== Goal of the exercise ==
No images are to be carried over; print all other material exactly as it stands.

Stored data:
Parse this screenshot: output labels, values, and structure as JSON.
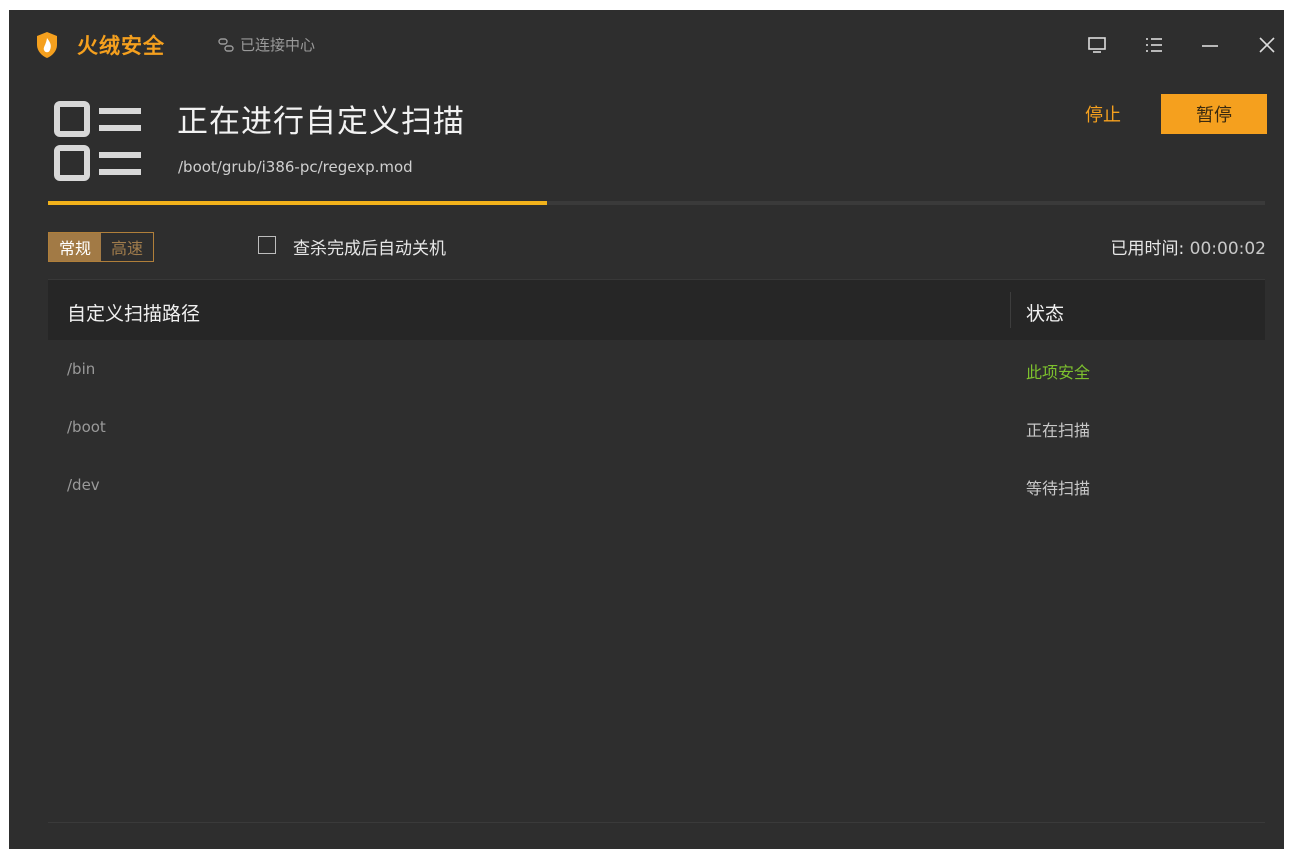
{
  "app": {
    "brand": "火绒安全",
    "connection_status": "已连接中心"
  },
  "window_controls": [
    "monitor-icon",
    "menu-icon",
    "minimize-icon",
    "close-icon"
  ],
  "scan": {
    "title": "正在进行自定义扫描",
    "current_file": "/boot/grub/i386-pc/regexp.mod",
    "progress_percent": 41,
    "stop_label": "停止",
    "pause_label": "暂停"
  },
  "options": {
    "mode_normal": "常规",
    "mode_fast": "高速",
    "selected_mode": "常规",
    "auto_shutdown_label": "查杀完成后自动关机",
    "auto_shutdown_checked": false,
    "elapsed_label": "已用时间:",
    "elapsed_value": "00:00:02"
  },
  "table": {
    "col_path": "自定义扫描路径",
    "col_status": "状态",
    "rows": [
      {
        "path": "/bin",
        "status": "此项安全"
      },
      {
        "path": "/boot",
        "status": "正在扫描"
      },
      {
        "path": "/dev",
        "status": "等待扫描"
      }
    ]
  },
  "colors": {
    "accent": "#f5a01e",
    "background": "#2e2e2e",
    "safe_status": "#7dc12e",
    "progress": "#f2b21b"
  }
}
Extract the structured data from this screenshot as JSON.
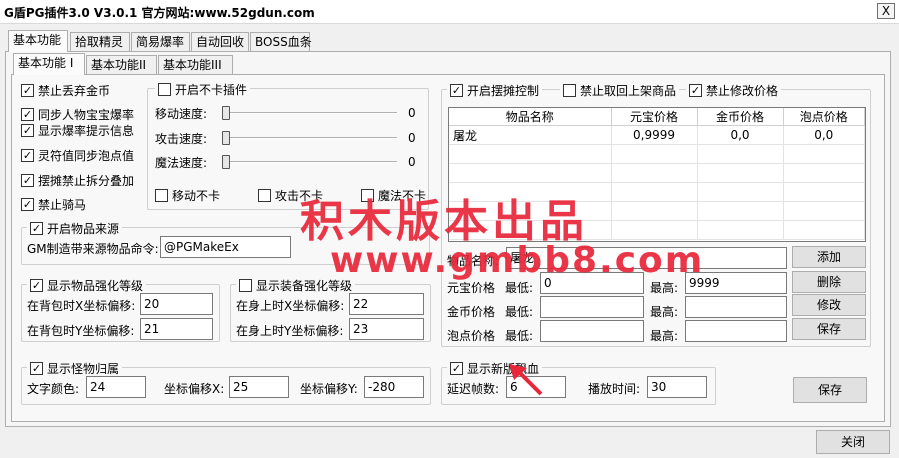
{
  "window": {
    "title": "G盾PG插件3.0 V3.0.1  官方网站:www.52gdun.com",
    "close_glyph": "X"
  },
  "tabs_top": [
    "基本功能",
    "拾取精灵",
    "简易爆率",
    "自动回收",
    "BOSS血条"
  ],
  "tabs_sub": [
    "基本功能 I",
    "基本功能II",
    "基本功能III"
  ],
  "left_checks": [
    {
      "label": "禁止丢弃金币",
      "checked": true
    },
    {
      "label": "同步人物宝宝爆率",
      "checked": true
    },
    {
      "label": "显示爆率提示信息",
      "checked": true
    },
    {
      "label": "灵符值同步泡点值",
      "checked": true
    },
    {
      "label": "摆摊禁止拆分叠加",
      "checked": true
    },
    {
      "label": "禁止骑马",
      "checked": true
    }
  ],
  "kaqia": {
    "title": "开启不卡插件",
    "sliders": [
      {
        "label": "移动速度:",
        "value": "0"
      },
      {
        "label": "攻击速度:",
        "value": "0"
      },
      {
        "label": "魔法速度:",
        "value": "0"
      }
    ],
    "checks": [
      "移动不卡",
      "攻击不卡",
      "魔法不卡"
    ]
  },
  "source": {
    "title": "开启物品来源",
    "cmd_label": "GM制造带来源物品命令:",
    "cmd_value": "@PGMakeEx"
  },
  "strengthen": {
    "title": "显示物品强化等级",
    "x_label": "在背包时X坐标偏移:",
    "x_value": "20",
    "y_label": "在背包时Y坐标偏移:",
    "y_value": "21"
  },
  "equip": {
    "title": "显示装备强化等级",
    "x_label": "在身上时X坐标偏移:",
    "x_value": "22",
    "y_label": "在身上时Y坐标偏移:",
    "y_value": "23"
  },
  "monster": {
    "title": "显示怪物归属",
    "color_label": "文字颜色:",
    "color_value": "24",
    "x_label": "坐标偏移X:",
    "x_value": "25",
    "y_label": "坐标偏移Y:",
    "y_value": "-280"
  },
  "stall": {
    "enable_label": "开启摆摊控制",
    "no_take_label": "禁止取回上架商品",
    "no_modify_label": "禁止修改价格",
    "columns": [
      "物品名称",
      "元宝价格",
      "金币价格",
      "泡点价格"
    ],
    "rows": [
      [
        "屠龙",
        "0,9999",
        "0,0",
        "0,0"
      ]
    ],
    "item_label": "物品名称:",
    "item_value": "屠龙",
    "yb_label": "元宝价格",
    "gold_label": "金币价格",
    "pd_label": "泡点价格",
    "min_label": "最低:",
    "max_label": "最高:",
    "yb_min": "0",
    "yb_max": "9999",
    "buttons": [
      "添加",
      "删除",
      "修改",
      "保存"
    ]
  },
  "blood": {
    "title": "显示新版飘血",
    "delay_label": "延迟帧数:",
    "delay_value": "6",
    "time_label": "播放时间:",
    "time_value": "30"
  },
  "save_label": "保存",
  "close_label": "关闭",
  "watermark": {
    "line1": "积木版本出品",
    "line2": "www.gmbb8.com"
  }
}
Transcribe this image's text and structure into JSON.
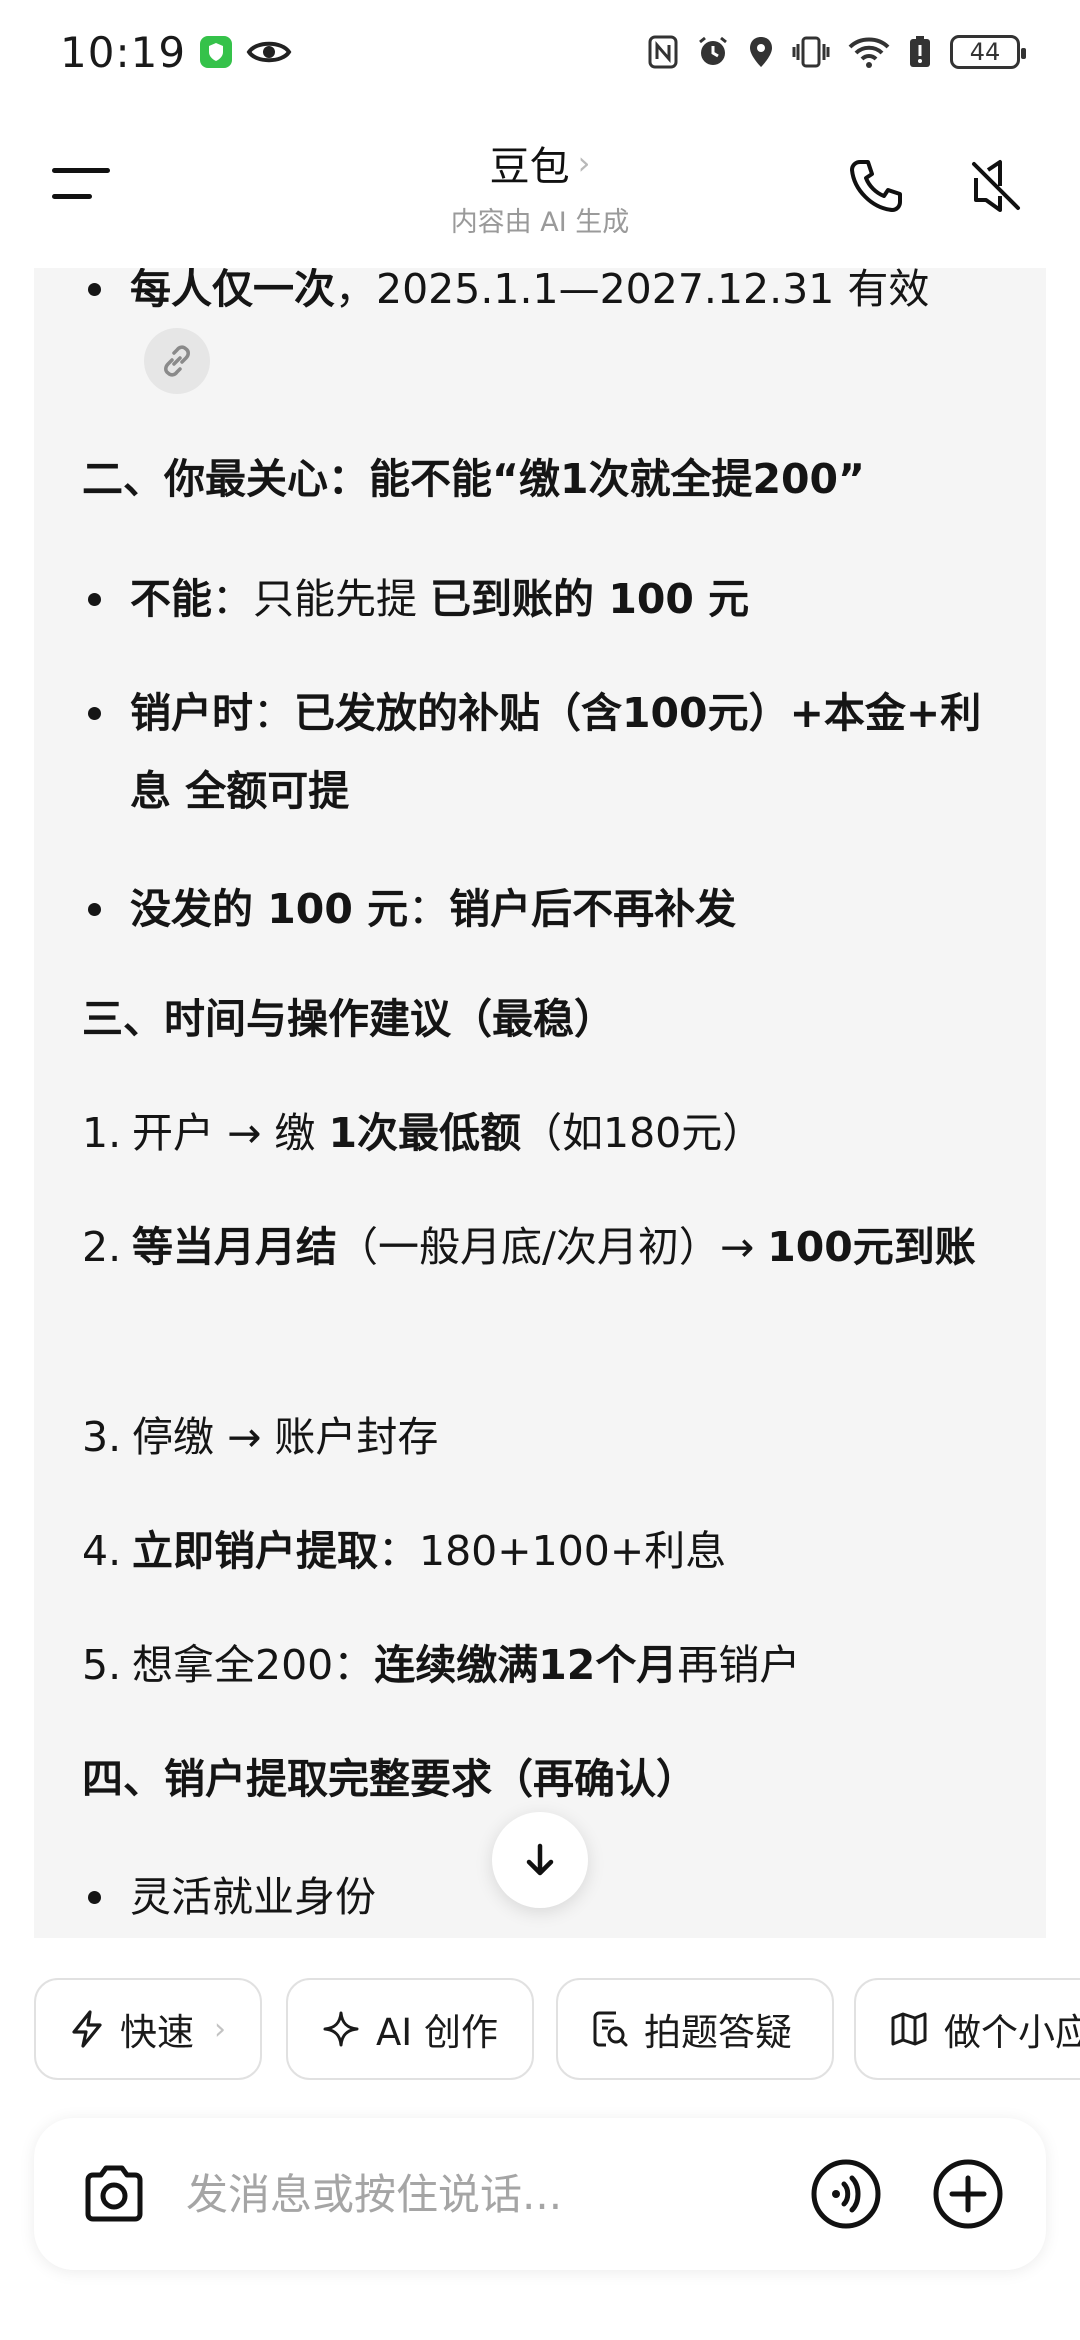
{
  "status_bar": {
    "time": "10:19",
    "battery": "44",
    "icons": [
      "shield-badge-icon",
      "eye-icon",
      "nfc-icon",
      "alarm-icon",
      "location-icon",
      "vibrate-icon",
      "wifi-icon",
      "battery-alert-icon"
    ]
  },
  "header": {
    "title": "豆包",
    "title_chevron": "›",
    "subtitle": "内容由 AI 生成"
  },
  "content": {
    "line_top": {
      "bold": "每人仅一次",
      "text": "，2025.1.1—2027.12.31 有效"
    },
    "heading2": "二、你最关心：能不能“缴1次就全提200”",
    "b1": {
      "bold": "不能",
      "text": "：只能先提 ",
      "bold2": "已到账的 100 元"
    },
    "b2": {
      "bold": "销户时",
      "text": "：",
      "bold2": "已发放的补贴（含100元）+本金+利息 全额可提"
    },
    "b3": {
      "bold": "没发的 100 元",
      "text": "：",
      "bold2": "销户后不再补发"
    },
    "heading3": "三、时间与操作建议（最稳）",
    "n1": {
      "num": "1.",
      "t1": "开户 → 缴 ",
      "bold": "1次最低额",
      "t2": "（如180元）"
    },
    "n2": {
      "num": "2.",
      "bold": "等当月月结",
      "t1": "（一般月底/次月初）→ ",
      "bold2": "100元到账"
    },
    "n3": {
      "num": "3.",
      "t1": "停缴 → 账户封存"
    },
    "n4": {
      "num": "4.",
      "bold": "立即销户提取",
      "t1": "：180+100+利息"
    },
    "n5": {
      "num": "5.",
      "t1": "想拿全200：",
      "bold": "连续缴满12个月",
      "t2": "再销户"
    },
    "heading4": "四、销户提取完整要求（再确认）",
    "b4": "灵活就业身份"
  },
  "chips": [
    {
      "label": "快速",
      "icon": "lightning-icon",
      "chevron": "›"
    },
    {
      "label": "AI 创作",
      "icon": "sparkle-icon"
    },
    {
      "label": "拍题答疑",
      "icon": "photo-question-icon"
    },
    {
      "label": "做个小应",
      "icon": "map-icon"
    }
  ],
  "input": {
    "placeholder": "发消息或按住说话..."
  },
  "colors": {
    "content_bg": "#f5f5f5",
    "text": "#151515",
    "muted": "#9a9a9a",
    "shield_green": "#35c24a"
  }
}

== Output of the task ==
Parse this screenshot: output labels, values, and structure as JSON.
{
  "app": {
    "brand": "火绒安全",
    "connection_status": "已连接中心"
  },
  "window_controls": [
    "monitor-icon",
    "menu-icon",
    "minimize-icon",
    "close-icon"
  ],
  "scan": {
    "title": "正在进行自定义扫描",
    "current_file": "/boot/grub/i386-pc/regexp.mod",
    "progress_percent": 41,
    "stop_label": "停止",
    "pause_label": "暂停"
  },
  "options": {
    "mode_normal": "常规",
    "mode_fast": "高速",
    "selected_mode": "常规",
    "auto_shutdown_label": "查杀完成后自动关机",
    "auto_shutdown_checked": false,
    "elapsed_label": "已用时间:",
    "elapsed_value": "00:00:02"
  },
  "table": {
    "col_path": "自定义扫描路径",
    "col_status": "状态",
    "rows": [
      {
        "path": "/bin",
        "status": "此项安全"
      },
      {
        "path": "/boot",
        "status": "正在扫描"
      },
      {
        "path": "/dev",
        "status": "等待扫描"
      }
    ]
  },
  "colors": {
    "accent": "#f5a01e",
    "background": "#2e2e2e",
    "safe_status": "#7dc12e",
    "progress": "#f2b21b"
  }
}
Extract the structured data from this screenshot as JSON.
{
  "window": {
    "title": "G盾PG插件3.0 V3.0.1  官方网站:www.52gdun.com",
    "close_glyph": "X"
  },
  "tabs_top": [
    "基本功能",
    "拾取精灵",
    "简易爆率",
    "自动回收",
    "BOSS血条"
  ],
  "tabs_sub": [
    "基本功能 I",
    "基本功能II",
    "基本功能III"
  ],
  "left_checks": [
    {
      "label": "禁止丢弃金币",
      "checked": true
    },
    {
      "label": "同步人物宝宝爆率",
      "checked": true
    },
    {
      "label": "显示爆率提示信息",
      "checked": true
    },
    {
      "label": "灵符值同步泡点值",
      "checked": true
    },
    {
      "label": "摆摊禁止拆分叠加",
      "checked": true
    },
    {
      "label": "禁止骑马",
      "checked": true
    }
  ],
  "kaqia": {
    "title": "开启不卡插件",
    "sliders": [
      {
        "label": "移动速度:",
        "value": "0"
      },
      {
        "label": "攻击速度:",
        "value": "0"
      },
      {
        "label": "魔法速度:",
        "value": "0"
      }
    ],
    "checks": [
      "移动不卡",
      "攻击不卡",
      "魔法不卡"
    ]
  },
  "source": {
    "title": "开启物品来源",
    "cmd_label": "GM制造带来源物品命令:",
    "cmd_value": "@PGMakeEx"
  },
  "strengthen": {
    "title": "显示物品强化等级",
    "x_label": "在背包时X坐标偏移:",
    "x_value": "20",
    "y_label": "在背包时Y坐标偏移:",
    "y_value": "21"
  },
  "equip": {
    "title": "显示装备强化等级",
    "x_label": "在身上时X坐标偏移:",
    "x_value": "22",
    "y_label": "在身上时Y坐标偏移:",
    "y_value": "23"
  },
  "monster": {
    "title": "显示怪物归属",
    "color_label": "文字颜色:",
    "color_value": "24",
    "x_label": "坐标偏移X:",
    "x_value": "25",
    "y_label": "坐标偏移Y:",
    "y_value": "-280"
  },
  "stall": {
    "enable_label": "开启摆摊控制",
    "no_take_label": "禁止取回上架商品",
    "no_modify_label": "禁止修改价格",
    "columns": [
      "物品名称",
      "元宝价格",
      "金币价格",
      "泡点价格"
    ],
    "rows": [
      [
        "屠龙",
        "0,9999",
        "0,0",
        "0,0"
      ]
    ],
    "item_label": "物品名称:",
    "item_value": "屠龙",
    "yb_label": "元宝价格",
    "gold_label": "金币价格",
    "pd_label": "泡点价格",
    "min_label": "最低:",
    "max_label": "最高:",
    "yb_min": "0",
    "yb_max": "9999",
    "buttons": [
      "添加",
      "删除",
      "修改",
      "保存"
    ]
  },
  "blood": {
    "title": "显示新版飘血",
    "delay_label": "延迟帧数:",
    "delay_value": "6",
    "time_label": "播放时间:",
    "time_value": "30"
  },
  "save_label": "保存",
  "close_label": "关闭",
  "watermark": {
    "line1": "积木版本出品",
    "line2": "www.gmbb8.com"
  }
}
Transcribe this image's text and structure into JSON.
{
  "status_bar": {
    "time": "10:19",
    "battery": "44",
    "icons": [
      "shield-badge-icon",
      "eye-icon",
      "nfc-icon",
      "alarm-icon",
      "location-icon",
      "vibrate-icon",
      "wifi-icon",
      "battery-alert-icon"
    ]
  },
  "header": {
    "title": "豆包",
    "title_chevron": "›",
    "subtitle": "内容由 AI 生成"
  },
  "content": {
    "line_top": {
      "bold": "每人仅一次",
      "text": "，2025.1.1—2027.12.31 有效"
    },
    "heading2": "二、你最关心：能不能“缴1次就全提200”",
    "b1": {
      "bold": "不能",
      "text": "：只能先提 ",
      "bold2": "已到账的 100 元"
    },
    "b2": {
      "bold": "销户时",
      "text": "：",
      "bold2": "已发放的补贴（含100元）+本金+利息 全额可提"
    },
    "b3": {
      "bold": "没发的 100 元",
      "text": "：",
      "bold2": "销户后不再补发"
    },
    "heading3": "三、时间与操作建议（最稳）",
    "n1": {
      "num": "1.",
      "t1": "开户 → 缴 ",
      "bold": "1次最低额",
      "t2": "（如180元）"
    },
    "n2": {
      "num": "2.",
      "bold": "等当月月结",
      "t1": "（一般月底/次月初）→ ",
      "bold2": "100元到账"
    },
    "n3": {
      "num": "3.",
      "t1": "停缴 → 账户封存"
    },
    "n4": {
      "num": "4.",
      "bold": "立即销户提取",
      "t1": "：180+100+利息"
    },
    "n5": {
      "num": "5.",
      "t1": "想拿全200：",
      "bold": "连续缴满12个月",
      "t2": "再销户"
    },
    "heading4": "四、销户提取完整要求（再确认）",
    "b4": "灵活就业身份"
  },
  "chips": [
    {
      "label": "快速",
      "icon": "lightning-icon",
      "chevron": "›"
    },
    {
      "label": "AI 创作",
      "icon": "sparkle-icon"
    },
    {
      "label": "拍题答疑",
      "icon": "photo-question-icon"
    },
    {
      "label": "做个小应",
      "icon": "map-icon"
    }
  ],
  "input": {
    "placeholder": "发消息或按住说话..."
  },
  "colors": {
    "content_bg": "#f5f5f5",
    "text": "#151515",
    "muted": "#9a9a9a",
    "shield_green": "#35c24a"
  }
}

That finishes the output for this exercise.